- TASK INSTRUCTIONS: When a line in the entries below contains the word "title", copy that line.
** Opening RECORDS PROVIDED block **
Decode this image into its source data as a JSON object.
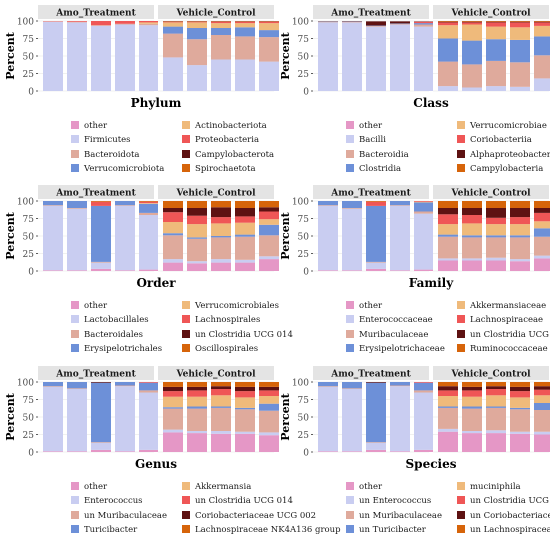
{
  "colors": {
    "other": "#e597c6",
    "firmicutes": "#c9cdf1",
    "bacteroidota": "#dfaa9c",
    "verrucomicrobiota": "#6d90d8",
    "actinobacteriota": "#efba7b",
    "proteobacteria": "#ef5656",
    "campylobacterota": "#5e1212",
    "spirochaetota": "#d6640a",
    "strip_bg": "#e4e4e4",
    "grid": "#ebebeb",
    "axis_text": "#4d4d4d"
  },
  "chart_data": [
    {
      "type": "bar",
      "stacked": true,
      "facets": [
        "Amo_Treatment",
        "Vehicle_Control"
      ],
      "title": "Phylum",
      "ylabel": "Percent",
      "yticks": [
        "100",
        "75",
        "50",
        "25",
        "0"
      ],
      "ylim": [
        0,
        100
      ],
      "legend": [
        "other",
        "Firmicutes",
        "Bacteroidota",
        "Verrucomicrobiota",
        "Actinobacteriota",
        "Proteobacteria",
        "Campylobacterota",
        "Spirochaetota"
      ],
      "series": [
        {
          "name": "other",
          "color_key": "other",
          "values": [
            0,
            0,
            0,
            0,
            0,
            0,
            0,
            0,
            0,
            0
          ]
        },
        {
          "name": "Firmicutes",
          "color_key": "firmicutes",
          "values": [
            99,
            98,
            93,
            95,
            94,
            48,
            37,
            45,
            45,
            42
          ]
        },
        {
          "name": "Bacteroidota",
          "color_key": "bacteroidota",
          "values": [
            0.5,
            1,
            1,
            1,
            2,
            34,
            37,
            35,
            33,
            35
          ]
        },
        {
          "name": "Verrucomicrobiota",
          "color_key": "verrucomicrobiota",
          "values": [
            0,
            0,
            0,
            0,
            0,
            10,
            16,
            10,
            13,
            10
          ]
        },
        {
          "name": "Actinobacteriota",
          "color_key": "actinobacteriota",
          "values": [
            0,
            0,
            0,
            0,
            2,
            6,
            8,
            7,
            6,
            10
          ]
        },
        {
          "name": "Proteobacteria",
          "color_key": "proteobacteria",
          "values": [
            0.5,
            1,
            6,
            4,
            2,
            1,
            1,
            2,
            2,
            2
          ]
        },
        {
          "name": "Campylobacterota",
          "color_key": "campylobacterota",
          "values": [
            0,
            0,
            0,
            0,
            0,
            0.5,
            0.5,
            0.5,
            0.5,
            0.5
          ]
        },
        {
          "name": "Spirochaetota",
          "color_key": "spirochaetota",
          "values": [
            0,
            0,
            0,
            0,
            0,
            0.5,
            0.5,
            0.5,
            0.5,
            0.5
          ]
        }
      ]
    },
    {
      "type": "bar",
      "stacked": true,
      "facets": [
        "Amo_Treatment",
        "Vehicle_Control"
      ],
      "title": "Class",
      "ylabel": "Percent",
      "yticks": [
        "100",
        "75",
        "50",
        "25",
        "0"
      ],
      "ylim": [
        0,
        100
      ],
      "legend": [
        "other",
        "Bacilli",
        "Bacteroidia",
        "Clostridia",
        "Verrucomicrobiae",
        "Coriobacteriia",
        "Alphaproteobacteria",
        "Campylobacteria"
      ],
      "series": [
        {
          "name": "other",
          "color_key": "other",
          "values": [
            0,
            0,
            0,
            0,
            0,
            0,
            0,
            0,
            0,
            0
          ]
        },
        {
          "name": "Bacilli",
          "color_key": "firmicutes",
          "values": [
            98,
            98,
            92,
            95,
            92,
            7,
            5,
            7,
            6,
            18
          ]
        },
        {
          "name": "Bacteroidia",
          "color_key": "bacteroidota",
          "values": [
            0.5,
            1,
            1,
            1,
            3,
            35,
            33,
            36,
            35,
            33
          ]
        },
        {
          "name": "Clostridia",
          "color_key": "verrucomicrobiota",
          "values": [
            0.5,
            0.5,
            0.5,
            0.5,
            2,
            33,
            34,
            31,
            32,
            27
          ]
        },
        {
          "name": "Verrucomicrobiae",
          "color_key": "actinobacteriota",
          "values": [
            0,
            0,
            0,
            0,
            0,
            19,
            23,
            18,
            18,
            15
          ]
        },
        {
          "name": "Coriobacteriia",
          "color_key": "proteobacteria",
          "values": [
            0,
            0,
            0,
            0,
            2,
            4,
            3,
            6,
            7,
            5
          ]
        },
        {
          "name": "Alphaproteobacteria",
          "color_key": "campylobacterota",
          "values": [
            0.5,
            0.5,
            6,
            3,
            0.5,
            1,
            1,
            1,
            1,
            1
          ]
        },
        {
          "name": "Campylobacteria",
          "color_key": "spirochaetota",
          "values": [
            0,
            0,
            0,
            0,
            0,
            1,
            1,
            1,
            1,
            1
          ]
        }
      ]
    },
    {
      "type": "bar",
      "stacked": true,
      "facets": [
        "Amo_Treatment",
        "Vehicle_Control"
      ],
      "title": "Order",
      "ylabel": "Percent",
      "yticks": [
        "100",
        "75",
        "50",
        "25",
        "0"
      ],
      "ylim": [
        0,
        100
      ],
      "legend": [
        "other",
        "Lactobacillales",
        "Bacteroidales",
        "Erysipelotrichales",
        "Verrucomicrobiales",
        "Lachnospirales",
        "un Clostridia UCG 014",
        "Oscillospirales"
      ],
      "series": [
        {
          "name": "other",
          "color_key": "other",
          "values": [
            1,
            1,
            3,
            1,
            2,
            12,
            11,
            12,
            12,
            17
          ]
        },
        {
          "name": "Lactobacillales",
          "color_key": "firmicutes",
          "values": [
            92,
            88,
            9,
            92,
            78,
            5,
            3,
            5,
            4,
            4
          ]
        },
        {
          "name": "Bacteroidales",
          "color_key": "bacteroidota",
          "values": [
            1,
            1,
            1,
            1,
            3,
            34,
            32,
            31,
            33,
            30
          ]
        },
        {
          "name": "Erysipelotrichales",
          "color_key": "verrucomicrobiota",
          "values": [
            6,
            10,
            80,
            6,
            13,
            3,
            2,
            2,
            3,
            15
          ]
        },
        {
          "name": "Verrucomicrobiales",
          "color_key": "actinobacteriota",
          "values": [
            0,
            0,
            0,
            0,
            1,
            16,
            19,
            18,
            17,
            8
          ]
        },
        {
          "name": "Lachnospirales",
          "color_key": "proteobacteria",
          "values": [
            0,
            0,
            6,
            0,
            2,
            14,
            12,
            9,
            9,
            11
          ]
        },
        {
          "name": "un Clostridia UCG 014",
          "color_key": "campylobacterota",
          "values": [
            0,
            0,
            0,
            0,
            0,
            6,
            11,
            14,
            12,
            6
          ]
        },
        {
          "name": "Oscillospirales",
          "color_key": "spirochaetota",
          "values": [
            0,
            0,
            1,
            0,
            1,
            10,
            10,
            9,
            10,
            9
          ]
        }
      ]
    },
    {
      "type": "bar",
      "stacked": true,
      "facets": [
        "Amo_Treatment",
        "Vehicle_Control"
      ],
      "title": "Family",
      "ylabel": "Percent",
      "yticks": [
        "100",
        "75",
        "50",
        "25",
        "0"
      ],
      "ylim": [
        0,
        100
      ],
      "legend": [
        "other",
        "Enterococcaceae",
        "Muribaculaceae",
        "Erysipelotrichaceae",
        "Akkermansiaceae",
        "Lachnospiraceae",
        "un Clostridia UCG 014",
        "Ruminococcaceae"
      ],
      "series": [
        {
          "name": "other",
          "color_key": "other",
          "values": [
            1,
            1,
            3,
            1,
            2,
            15,
            15,
            15,
            14,
            18
          ]
        },
        {
          "name": "Enterococcaceae",
          "color_key": "firmicutes",
          "values": [
            92,
            88,
            9,
            92,
            80,
            3,
            3,
            4,
            3,
            4
          ]
        },
        {
          "name": "Muribaculaceae",
          "color_key": "bacteroidota",
          "values": [
            1,
            1,
            1,
            1,
            3,
            31,
            30,
            29,
            31,
            27
          ]
        },
        {
          "name": "Erysipelotrichaceae",
          "color_key": "verrucomicrobiota",
          "values": [
            6,
            10,
            80,
            6,
            13,
            3,
            3,
            3,
            3,
            12
          ]
        },
        {
          "name": "Akkermansiaceae",
          "color_key": "actinobacteriota",
          "values": [
            0,
            0,
            0,
            0,
            1,
            15,
            17,
            16,
            16,
            10
          ]
        },
        {
          "name": "Lachnospiraceae",
          "color_key": "proteobacteria",
          "values": [
            0,
            0,
            6,
            0,
            1,
            14,
            12,
            9,
            10,
            12
          ]
        },
        {
          "name": "un Clostridia UCG 014",
          "color_key": "campylobacterota",
          "values": [
            0,
            0,
            0,
            0,
            0,
            9,
            10,
            14,
            13,
            7
          ]
        },
        {
          "name": "Ruminococcaceae",
          "color_key": "spirochaetota",
          "values": [
            0,
            0,
            1,
            0,
            0,
            10,
            10,
            10,
            10,
            10
          ]
        }
      ]
    },
    {
      "type": "bar",
      "stacked": true,
      "facets": [
        "Amo_Treatment",
        "Vehicle_Control"
      ],
      "title": "Genus",
      "ylabel": "Percent",
      "yticks": [
        "100",
        "75",
        "50",
        "25",
        "0"
      ],
      "ylim": [
        0,
        100
      ],
      "legend": [
        "other",
        "Enterococcus",
        "un Muribaculaceae",
        "Turicibacter",
        "Akkermansia",
        "un Clostridia UCG 014",
        "Coriobacteriaceae UCG 002",
        "Lachnospiraceae NK4A136 group"
      ],
      "series": [
        {
          "name": "other",
          "color_key": "other",
          "values": [
            1,
            1,
            3,
            1,
            3,
            28,
            27,
            26,
            26,
            24
          ]
        },
        {
          "name": "Enterococcus",
          "color_key": "firmicutes",
          "values": [
            92,
            89,
            10,
            93,
            82,
            4,
            3,
            4,
            3,
            4
          ]
        },
        {
          "name": "un Muribaculaceae",
          "color_key": "bacteroidota",
          "values": [
            1,
            1,
            1,
            1,
            3,
            30,
            32,
            33,
            32,
            31
          ]
        },
        {
          "name": "Turicibacter",
          "color_key": "verrucomicrobiota",
          "values": [
            6,
            9,
            85,
            5,
            11,
            2,
            3,
            2,
            2,
            10
          ]
        },
        {
          "name": "Akkermansia",
          "color_key": "actinobacteriota",
          "values": [
            0,
            0,
            0,
            0,
            0,
            15,
            14,
            16,
            15,
            11
          ]
        },
        {
          "name": "un Clostridia UCG 014",
          "color_key": "proteobacteria",
          "values": [
            0,
            0,
            0,
            0,
            1,
            8,
            9,
            9,
            9,
            8
          ]
        },
        {
          "name": "Coriobacteriaceae UCG 002",
          "color_key": "campylobacterota",
          "values": [
            0,
            0,
            1,
            0,
            0,
            6,
            5,
            4,
            6,
            5
          ]
        },
        {
          "name": "Lachnospiraceae NK4A136 group",
          "color_key": "spirochaetota",
          "values": [
            0,
            0,
            0,
            0,
            0,
            7,
            7,
            6,
            7,
            7
          ]
        }
      ]
    },
    {
      "type": "bar",
      "stacked": true,
      "facets": [
        "Amo_Treatment",
        "Vehicle_Control"
      ],
      "title": "Species",
      "ylabel": "Percent",
      "yticks": [
        "100",
        "75",
        "50",
        "25",
        "0"
      ],
      "ylim": [
        0,
        100
      ],
      "legend": [
        "other",
        "un Enterococcus",
        "un Muribaculaceae",
        "un Turicibacter",
        "muciniphila",
        "un Clostridia UCG 014",
        "un Coriobacteriaceae UCG 002",
        "un Lachnospiraceae"
      ],
      "series": [
        {
          "name": "other",
          "color_key": "other",
          "values": [
            1,
            1,
            3,
            1,
            3,
            29,
            27,
            27,
            26,
            25
          ]
        },
        {
          "name": "un Enterococcus",
          "color_key": "firmicutes",
          "values": [
            92,
            89,
            10,
            93,
            82,
            4,
            3,
            4,
            3,
            4
          ]
        },
        {
          "name": "un Muribaculaceae",
          "color_key": "bacteroidota",
          "values": [
            1,
            1,
            1,
            1,
            3,
            30,
            32,
            32,
            32,
            31
          ]
        },
        {
          "name": "un Turicibacter",
          "color_key": "verrucomicrobiota",
          "values": [
            6,
            9,
            85,
            5,
            11,
            2,
            3,
            2,
            2,
            10
          ]
        },
        {
          "name": "muciniphila",
          "color_key": "actinobacteriota",
          "values": [
            0,
            0,
            0,
            0,
            0,
            15,
            14,
            16,
            15,
            11
          ]
        },
        {
          "name": "un Clostridia UCG 014",
          "color_key": "proteobacteria",
          "values": [
            0,
            0,
            0,
            0,
            1,
            8,
            9,
            9,
            9,
            8
          ]
        },
        {
          "name": "un Coriobacteriaceae UCG 002",
          "color_key": "campylobacterota",
          "values": [
            0,
            0,
            1,
            0,
            0,
            6,
            5,
            4,
            6,
            5
          ]
        },
        {
          "name": "un Lachnospiraceae",
          "color_key": "spirochaetota",
          "values": [
            0,
            0,
            0,
            0,
            0,
            6,
            7,
            6,
            7,
            6
          ]
        }
      ]
    }
  ]
}
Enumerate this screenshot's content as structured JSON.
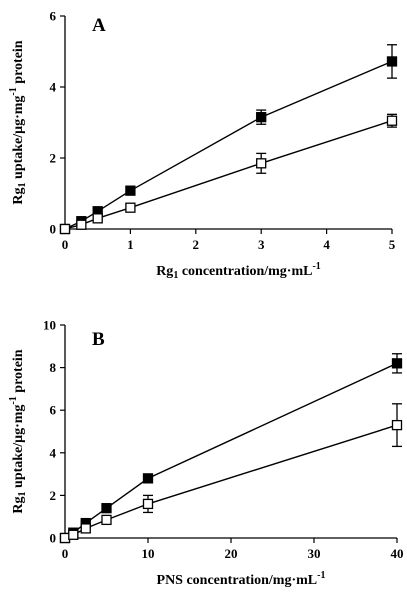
{
  "chart_data": [
    {
      "type": "line",
      "panel_label": "A",
      "xlabel": "Rg<sub>1</sub> concentration/mg·mL<sup>-1</sup>",
      "xlabel_parts": [
        {
          "t": "Rg",
          "k": "n"
        },
        {
          "t": "1",
          "k": "sub"
        },
        {
          "t": " concentration/mg·mL",
          "k": "n"
        },
        {
          "t": "-1",
          "k": "sup"
        }
      ],
      "ylabel_parts": [
        {
          "t": "Rg",
          "k": "n"
        },
        {
          "t": "1",
          "k": "sub"
        },
        {
          "t": " uptake/μg·mg",
          "k": "n"
        },
        {
          "t": "-1",
          "k": "sup"
        },
        {
          "t": " protein",
          "k": "n"
        }
      ],
      "xlim": [
        0,
        5
      ],
      "ylim": [
        0,
        6
      ],
      "xticks": [
        0,
        1,
        2,
        3,
        4,
        5
      ],
      "yticks": [
        0,
        2,
        4,
        6
      ],
      "series": [
        {
          "marker": "filled-square",
          "x": [
            0,
            0.25,
            0.5,
            1,
            3,
            5
          ],
          "y": [
            0,
            0.22,
            0.5,
            1.08,
            3.15,
            4.72
          ],
          "err": [
            0,
            0,
            0.08,
            0.1,
            0.2,
            0.47
          ]
        },
        {
          "marker": "open-square",
          "x": [
            0,
            0.25,
            0.5,
            1,
            3,
            5
          ],
          "y": [
            0,
            0.12,
            0.3,
            0.6,
            1.85,
            3.05
          ],
          "err": [
            0,
            0,
            0.05,
            0.08,
            0.28,
            0.18
          ]
        }
      ]
    },
    {
      "type": "line",
      "panel_label": "B",
      "xlabel_parts": [
        {
          "t": "PNS concentration/mg·mL",
          "k": "n"
        },
        {
          "t": "-1",
          "k": "sup"
        }
      ],
      "ylabel_parts": [
        {
          "t": "Rg",
          "k": "n"
        },
        {
          "t": "1",
          "k": "sub"
        },
        {
          "t": " uptake/μg·mg",
          "k": "n"
        },
        {
          "t": "-1",
          "k": "sup"
        },
        {
          "t": " protein",
          "k": "n"
        }
      ],
      "xlim": [
        0,
        40
      ],
      "ylim": [
        0,
        10
      ],
      "xticks": [
        0,
        10,
        20,
        30,
        40
      ],
      "yticks": [
        0,
        2,
        4,
        6,
        8,
        10
      ],
      "series": [
        {
          "marker": "filled-square",
          "x": [
            0,
            1,
            2.5,
            5,
            10,
            40
          ],
          "y": [
            0,
            0.25,
            0.7,
            1.4,
            2.8,
            8.2
          ],
          "err": [
            0,
            0,
            0.1,
            0.12,
            0.15,
            0.45
          ]
        },
        {
          "marker": "open-square",
          "x": [
            0,
            1,
            2.5,
            5,
            10,
            40
          ],
          "y": [
            0,
            0.15,
            0.45,
            0.85,
            1.6,
            5.3
          ],
          "err": [
            0,
            0,
            0.08,
            0.15,
            0.4,
            1.0
          ]
        }
      ]
    }
  ]
}
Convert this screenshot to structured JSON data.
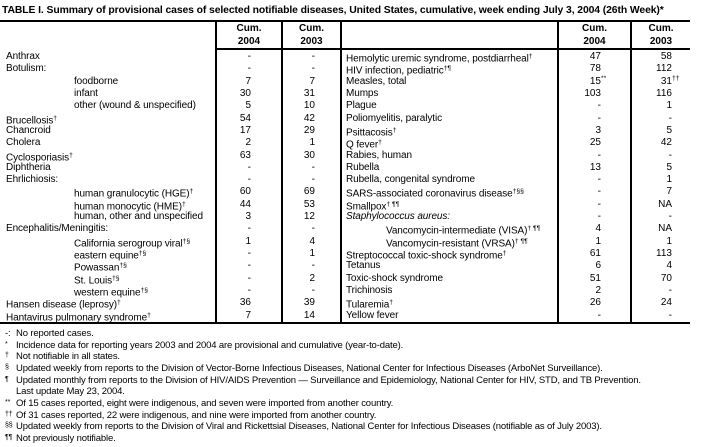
** Closing RECORDS PROVIDED block **
- TASK OUTPUT:
      "title": "Phylum",
      "title": "Class",
      "title": "Order",
      "title": "Family",
      "title": "Genus",
      "title": "Species",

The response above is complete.